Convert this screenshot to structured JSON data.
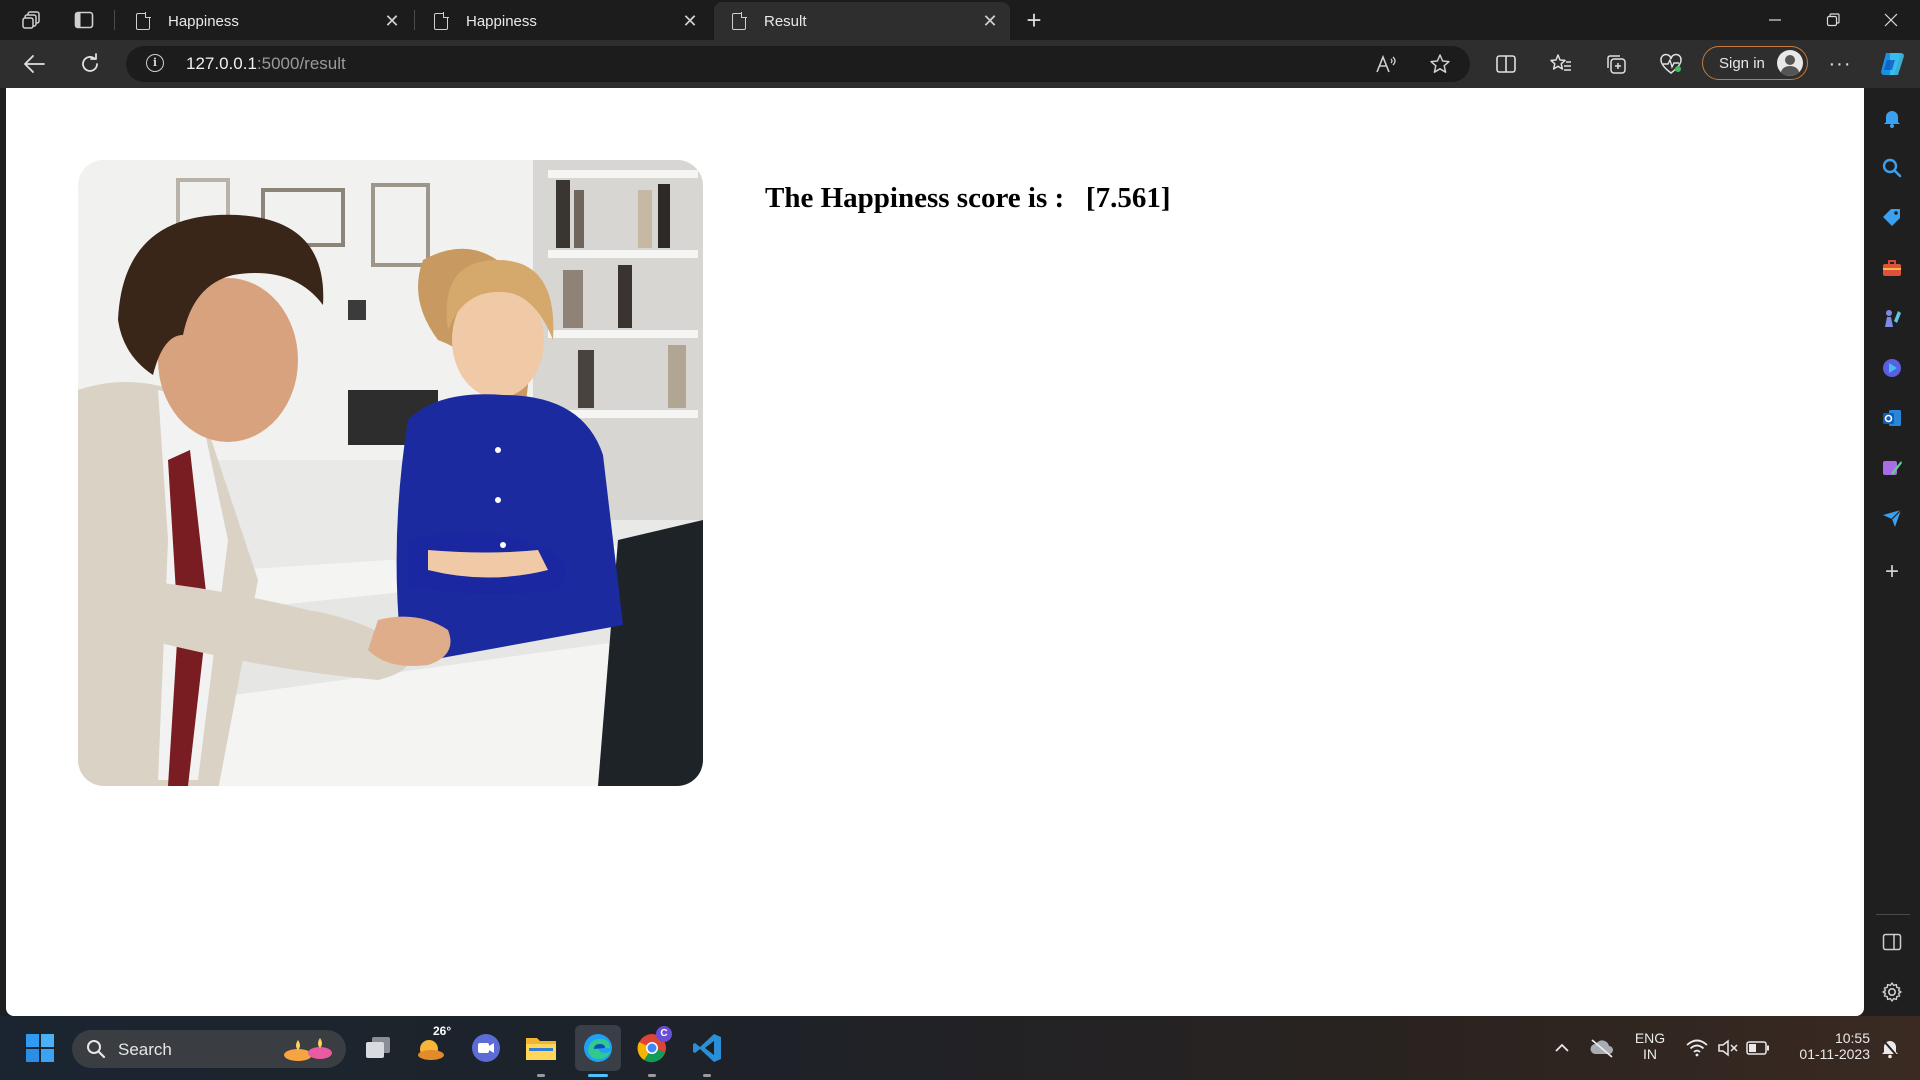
{
  "browser": {
    "tabs": [
      {
        "title": "Happiness",
        "active": false
      },
      {
        "title": "Happiness",
        "active": false
      },
      {
        "title": "Result",
        "active": true
      }
    ],
    "url_host": "127.0.0.1",
    "url_path": ":5000/result",
    "signin_label": "Sign in"
  },
  "page": {
    "score_label": "The Happiness score is :   [7.561]"
  },
  "taskbar": {
    "search_label": "Search",
    "weather_temp": "26°",
    "chrome_badge": "C",
    "lang_top": "ENG",
    "lang_bottom": "IN",
    "time": "10:55",
    "date": "01-11-2023"
  },
  "colors": {
    "signin_border": "#c77a3a",
    "edge_accent": "#1ea1f2",
    "vscode_blue": "#2a8fd6",
    "windows_blue": "#2f9cf3",
    "score_text": "#000000"
  }
}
====
- The request -
Using the records above, retype everything exactly except the pictures.

- Answer for this exercise -
Convert this screenshot to structured JSON data.
{
  "browser": {
    "tabs": [
      {
        "title": "Happiness",
        "active": false
      },
      {
        "title": "Happiness",
        "active": false
      },
      {
        "title": "Result",
        "active": true
      }
    ],
    "url_host": "127.0.0.1",
    "url_path": ":5000/result",
    "signin_label": "Sign in"
  },
  "page": {
    "score_label": "The Happiness score is :   [7.561]"
  },
  "taskbar": {
    "search_label": "Search",
    "weather_temp": "26°",
    "chrome_badge": "C",
    "lang_top": "ENG",
    "lang_bottom": "IN",
    "time": "10:55",
    "date": "01-11-2023"
  },
  "colors": {
    "signin_border": "#c77a3a",
    "edge_accent": "#1ea1f2",
    "vscode_blue": "#2a8fd6",
    "windows_blue": "#2f9cf3",
    "score_text": "#000000"
  }
}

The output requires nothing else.